WRITTEN REQUEST ::
Return all of the data exactly as written, without the pictures.

##### INPUT ROWS

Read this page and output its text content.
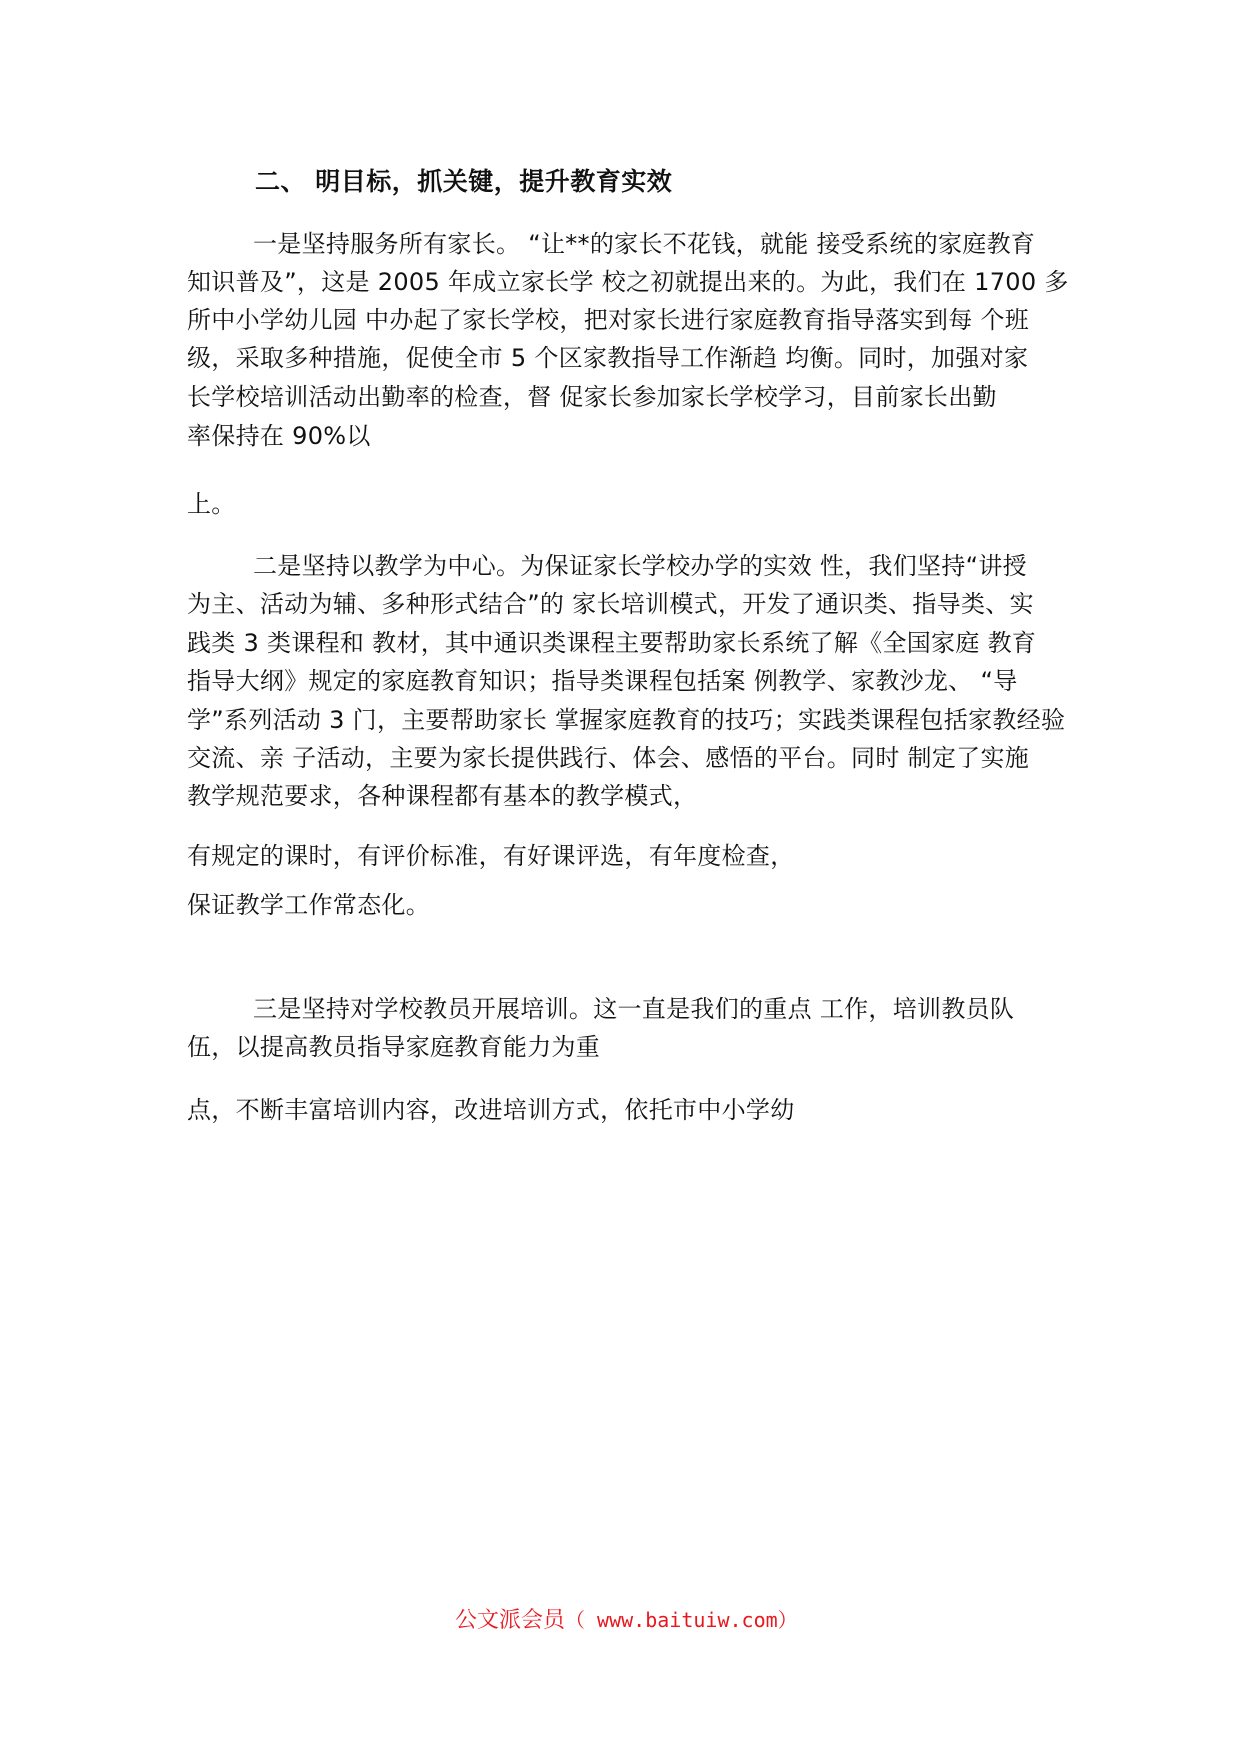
二、 明目标，抓关键，提升教育实效
一是坚持服务所有家长。 “让**的家长不花钱，就能 接受系统的家庭教育
知识普及”，这是 2005 年成立家长学 校之初就提出来的。为此，我们在 1700 多
所中小学幼儿园 中办起了家长学校，把对家长进行家庭教育指导落实到每 个班
级，采取多种措施，促使全市 5 个区家教指导工作渐趋 均衡。同时，加强对家
长学校培训活动出勤率的检查，督 促家长参加家长学校学习，目前家长出勤
率保持在 90%以
上。
二是坚持以教学为中心。为保证家长学校办学的实效 性，我们坚持“讲授
为主、活动为辅、多种形式结合”的 家长培训模式，开发了通识类、指导类、实
践类 3 类课程和 教材，其中通识类课程主要帮助家长系统了解《全国家庭 教育
指导大纲》规定的家庭教育知识；指导类课程包括案 例教学、家教沙龙、 “导
学”系列活动 3 门，主要帮助家长 掌握家庭教育的技巧；实践类课程包括家教经验
交流、亲 子活动，主要为家长提供践行、体会、感悟的平台。同时 制定了实施
教学规范要求，各种课程都有基本的教学模式，
有规定的课时，有评价标准，有好课评选，有年度检查，
保证教学工作常态化。
三是坚持对学校教员开展培训。这一直是我们的重点 工作，培训教员队
伍，以提高教员指导家庭教育能力为重
点，不断丰富培训内容，改进培训方式，依托市中小学幼
公文派会员（ www.baituiw.com）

##########

ANSWER IN FULL ::
Read this page and output its text content.
二、 明目标，抓关键，提升教育实效
一是坚持服务所有家长。 “让**的家长不花钱，就能 接受系统的家庭教育
知识普及”，这是 2005 年成立家长学 校之初就提出来的。为此，我们在 1700 多
所中小学幼儿园 中办起了家长学校，把对家长进行家庭教育指导落实到每 个班
级，采取多种措施，促使全市 5 个区家教指导工作渐趋 均衡。同时，加强对家
长学校培训活动出勤率的检查，督 促家长参加家长学校学习，目前家长出勤
率保持在 90%以
上。
二是坚持以教学为中心。为保证家长学校办学的实效 性，我们坚持“讲授
为主、活动为辅、多种形式结合”的 家长培训模式，开发了通识类、指导类、实
践类 3 类课程和 教材，其中通识类课程主要帮助家长系统了解《全国家庭 教育
指导大纲》规定的家庭教育知识；指导类课程包括案 例教学、家教沙龙、 “导
学”系列活动 3 门，主要帮助家长 掌握家庭教育的技巧；实践类课程包括家教经验
交流、亲 子活动，主要为家长提供践行、体会、感悟的平台。同时 制定了实施
教学规范要求，各种课程都有基本的教学模式，
有规定的课时，有评价标准，有好课评选，有年度检查，
保证教学工作常态化。
三是坚持对学校教员开展培训。这一直是我们的重点 工作，培训教员队
伍，以提高教员指导家庭教育能力为重
点，不断丰富培训内容，改进培训方式，依托市中小学幼
公文派会员（ www.baituiw.com）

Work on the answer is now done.